### Listed entries ###

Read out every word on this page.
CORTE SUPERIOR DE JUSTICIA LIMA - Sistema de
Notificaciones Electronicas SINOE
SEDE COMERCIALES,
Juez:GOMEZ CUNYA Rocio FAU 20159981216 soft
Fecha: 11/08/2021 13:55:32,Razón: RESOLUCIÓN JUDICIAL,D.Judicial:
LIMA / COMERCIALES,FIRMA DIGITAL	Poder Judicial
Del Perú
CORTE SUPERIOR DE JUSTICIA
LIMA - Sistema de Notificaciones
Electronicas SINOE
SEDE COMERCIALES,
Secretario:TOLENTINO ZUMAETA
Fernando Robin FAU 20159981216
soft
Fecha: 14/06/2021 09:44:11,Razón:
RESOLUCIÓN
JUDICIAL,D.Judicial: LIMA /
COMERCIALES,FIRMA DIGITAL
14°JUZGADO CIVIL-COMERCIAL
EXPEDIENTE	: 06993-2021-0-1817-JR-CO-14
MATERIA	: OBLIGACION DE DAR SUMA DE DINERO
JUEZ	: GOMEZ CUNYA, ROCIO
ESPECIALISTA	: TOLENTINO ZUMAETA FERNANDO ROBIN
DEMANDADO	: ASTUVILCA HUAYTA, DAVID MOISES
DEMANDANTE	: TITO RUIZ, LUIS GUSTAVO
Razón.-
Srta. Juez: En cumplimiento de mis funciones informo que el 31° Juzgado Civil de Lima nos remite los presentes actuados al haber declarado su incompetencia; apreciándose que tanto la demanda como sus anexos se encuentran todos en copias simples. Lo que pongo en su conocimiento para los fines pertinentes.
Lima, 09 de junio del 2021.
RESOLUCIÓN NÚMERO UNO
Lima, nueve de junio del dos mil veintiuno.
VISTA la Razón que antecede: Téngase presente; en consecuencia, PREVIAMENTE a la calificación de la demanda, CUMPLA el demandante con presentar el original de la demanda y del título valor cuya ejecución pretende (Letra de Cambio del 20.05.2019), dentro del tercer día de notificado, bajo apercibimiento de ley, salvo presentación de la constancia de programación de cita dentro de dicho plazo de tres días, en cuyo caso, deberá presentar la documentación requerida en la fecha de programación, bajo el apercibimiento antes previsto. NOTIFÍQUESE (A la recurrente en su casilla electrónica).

###

Stated task:
Please copy out each record, character for character.

The solution:
Read out every word on this page.
CORTE SUPERIOR DE JUSTICIA LIMA - Sistema de
Notificaciones Electronicas SINOE
SEDE COMERCIALES,
Juez:GOMEZ CUNYA Rocio FAU 20159981216 soft
Fecha: 11/08/2021 13:55:32,Razón: RESOLUCIÓN JUDICIAL,D.Judicial:
LIMA / COMERCIALES,FIRMA DIGITAL	Poder Judicial
Del Perú
CORTE SUPERIOR DE JUSTICIA
LIMA - Sistema de Notificaciones
Electronicas SINOE
SEDE COMERCIALES,
Secretario:TOLENTINO ZUMAETA
Fernando Robin FAU 20159981216
soft
Fecha: 14/06/2021 09:44:11,Razón:
RESOLUCIÓN
JUDICIAL,D.Judicial: LIMA /
COMERCIALES,FIRMA DIGITAL
14°JUZGADO CIVIL-COMERCIAL
EXPEDIENTE	: 06993-2021-0-1817-JR-CO-14
MATERIA	: OBLIGACION DE DAR SUMA DE DINERO
JUEZ	: GOMEZ CUNYA, ROCIO
ESPECIALISTA	: TOLENTINO ZUMAETA FERNANDO ROBIN
DEMANDADO	: ASTUVILCA HUAYTA, DAVID MOISES
DEMANDANTE	: TITO RUIZ, LUIS GUSTAVO
Razón.-
Srta. Juez: En cumplimiento de mis funciones informo que el 31° Juzgado Civil de Lima nos remite los presentes actuados al haber declarado su incompetencia; apreciándose que tanto la demanda como sus anexos se encuentran todos en copias simples. Lo que pongo en su conocimiento para los fines pertinentes.
Lima, 09 de junio del 2021.
RESOLUCIÓN NÚMERO UNO
Lima, nueve de junio del dos mil veintiuno.
VISTA la Razón que antecede: Téngase presente; en consecuencia, PREVIAMENTE a la calificación de la demanda, CUMPLA el demandante con presentar el original de la demanda y del título valor cuya ejecución pretende (Letra de Cambio del 20.05.2019), dentro del tercer día de notificado, bajo apercibimiento de ley, salvo presentación de la constancia de programación de cita dentro de dicho plazo de tres días, en cuyo caso, deberá presentar la documentación requerida en la fecha de programación, bajo el apercibimiento antes previsto. NOTIFÍQUESE (A la recurrente en su casilla electrónica).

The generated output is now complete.